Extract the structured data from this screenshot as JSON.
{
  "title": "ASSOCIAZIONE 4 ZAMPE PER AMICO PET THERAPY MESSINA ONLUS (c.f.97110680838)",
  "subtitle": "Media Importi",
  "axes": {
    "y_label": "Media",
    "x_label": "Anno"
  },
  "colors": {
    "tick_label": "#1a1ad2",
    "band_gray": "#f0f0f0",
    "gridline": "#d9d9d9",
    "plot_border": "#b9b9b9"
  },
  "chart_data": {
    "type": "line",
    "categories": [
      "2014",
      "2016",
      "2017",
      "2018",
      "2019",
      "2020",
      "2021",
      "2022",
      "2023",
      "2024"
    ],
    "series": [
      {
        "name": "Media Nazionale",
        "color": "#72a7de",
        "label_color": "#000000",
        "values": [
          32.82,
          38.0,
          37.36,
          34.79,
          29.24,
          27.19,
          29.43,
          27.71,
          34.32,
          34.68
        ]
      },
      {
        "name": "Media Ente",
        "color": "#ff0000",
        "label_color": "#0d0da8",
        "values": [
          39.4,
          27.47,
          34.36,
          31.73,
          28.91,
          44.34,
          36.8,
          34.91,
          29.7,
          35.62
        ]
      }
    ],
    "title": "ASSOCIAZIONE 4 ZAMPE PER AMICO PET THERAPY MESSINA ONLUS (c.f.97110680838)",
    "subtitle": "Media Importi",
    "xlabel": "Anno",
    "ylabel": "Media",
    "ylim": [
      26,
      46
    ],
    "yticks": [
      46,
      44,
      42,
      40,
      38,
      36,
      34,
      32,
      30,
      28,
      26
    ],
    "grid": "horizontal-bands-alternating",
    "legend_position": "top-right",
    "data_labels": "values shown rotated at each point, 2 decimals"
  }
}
***
**WHAT YOU NEED TO DO:** From the entries above, select each line containing the string "ONLUS".

**RESPONSE:**
  "title": "ASSOCIAZIONE 4 ZAMPE PER AMICO PET THERAPY MESSINA ONLUS (c.f.97110680838)",
    "title": "ASSOCIAZIONE 4 ZAMPE PER AMICO PET THERAPY MESSINA ONLUS (c.f.97110680838)",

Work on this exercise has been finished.